> [WHAT IS NEEDED]: List each line in which the string "title" appears.

> [SUPPLIED DATA]:
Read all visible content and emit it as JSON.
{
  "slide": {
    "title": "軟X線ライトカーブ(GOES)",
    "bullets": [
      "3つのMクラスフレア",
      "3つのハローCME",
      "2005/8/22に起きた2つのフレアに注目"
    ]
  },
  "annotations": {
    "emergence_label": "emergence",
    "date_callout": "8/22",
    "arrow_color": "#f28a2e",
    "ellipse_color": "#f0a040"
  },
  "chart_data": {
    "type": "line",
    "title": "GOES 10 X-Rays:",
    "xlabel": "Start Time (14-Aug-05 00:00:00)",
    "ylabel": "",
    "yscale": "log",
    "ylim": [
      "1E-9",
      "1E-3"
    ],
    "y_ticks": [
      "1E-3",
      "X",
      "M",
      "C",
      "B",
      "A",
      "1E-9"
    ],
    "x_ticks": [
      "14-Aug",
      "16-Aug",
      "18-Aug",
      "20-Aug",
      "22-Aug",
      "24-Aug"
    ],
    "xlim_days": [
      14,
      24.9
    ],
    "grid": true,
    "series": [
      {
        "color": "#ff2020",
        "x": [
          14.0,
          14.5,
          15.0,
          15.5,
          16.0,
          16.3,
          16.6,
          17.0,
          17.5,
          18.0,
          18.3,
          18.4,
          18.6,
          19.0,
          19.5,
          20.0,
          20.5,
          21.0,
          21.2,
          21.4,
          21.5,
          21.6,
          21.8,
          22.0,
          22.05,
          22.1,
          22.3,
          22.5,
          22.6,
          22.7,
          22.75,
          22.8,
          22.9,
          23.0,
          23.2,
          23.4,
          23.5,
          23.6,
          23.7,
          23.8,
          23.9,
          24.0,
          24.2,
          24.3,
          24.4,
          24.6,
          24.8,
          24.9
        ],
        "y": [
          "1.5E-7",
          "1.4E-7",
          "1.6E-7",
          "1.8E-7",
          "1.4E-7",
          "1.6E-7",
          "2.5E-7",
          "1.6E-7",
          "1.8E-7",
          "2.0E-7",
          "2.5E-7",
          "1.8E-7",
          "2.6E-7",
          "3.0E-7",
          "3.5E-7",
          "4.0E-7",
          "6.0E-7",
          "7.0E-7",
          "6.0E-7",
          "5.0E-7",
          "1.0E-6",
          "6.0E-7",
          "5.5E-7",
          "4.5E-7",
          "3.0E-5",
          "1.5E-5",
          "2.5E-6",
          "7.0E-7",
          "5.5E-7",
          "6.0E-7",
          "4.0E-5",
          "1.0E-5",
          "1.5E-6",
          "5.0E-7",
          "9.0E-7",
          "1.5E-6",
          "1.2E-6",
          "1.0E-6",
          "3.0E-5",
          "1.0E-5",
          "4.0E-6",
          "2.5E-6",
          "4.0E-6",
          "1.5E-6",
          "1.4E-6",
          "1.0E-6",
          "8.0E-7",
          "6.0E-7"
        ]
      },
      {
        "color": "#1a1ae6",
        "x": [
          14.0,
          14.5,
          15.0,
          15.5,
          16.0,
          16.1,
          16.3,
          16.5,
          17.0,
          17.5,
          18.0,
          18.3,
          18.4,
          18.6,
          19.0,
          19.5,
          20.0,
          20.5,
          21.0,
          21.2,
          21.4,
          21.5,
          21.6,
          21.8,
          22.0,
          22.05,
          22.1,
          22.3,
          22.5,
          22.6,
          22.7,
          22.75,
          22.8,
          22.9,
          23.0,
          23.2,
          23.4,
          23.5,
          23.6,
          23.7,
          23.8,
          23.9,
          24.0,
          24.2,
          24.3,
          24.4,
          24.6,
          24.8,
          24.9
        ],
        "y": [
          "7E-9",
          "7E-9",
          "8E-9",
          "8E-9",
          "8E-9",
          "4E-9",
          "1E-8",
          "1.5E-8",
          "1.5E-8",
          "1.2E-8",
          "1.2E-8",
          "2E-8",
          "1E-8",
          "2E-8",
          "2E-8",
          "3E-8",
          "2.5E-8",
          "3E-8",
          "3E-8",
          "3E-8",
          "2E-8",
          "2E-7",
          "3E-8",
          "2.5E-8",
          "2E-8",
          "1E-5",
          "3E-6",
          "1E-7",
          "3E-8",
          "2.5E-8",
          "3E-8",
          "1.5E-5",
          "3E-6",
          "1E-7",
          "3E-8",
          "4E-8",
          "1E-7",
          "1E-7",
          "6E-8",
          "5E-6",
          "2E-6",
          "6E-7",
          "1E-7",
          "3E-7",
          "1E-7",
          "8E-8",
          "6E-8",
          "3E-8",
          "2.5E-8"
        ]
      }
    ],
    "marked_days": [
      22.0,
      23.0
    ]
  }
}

> [EXERCISE OUTPUT]:
    "title": "軟X線ライトカーブ(GOES)",
    "title": "GOES 10 X-Rays:",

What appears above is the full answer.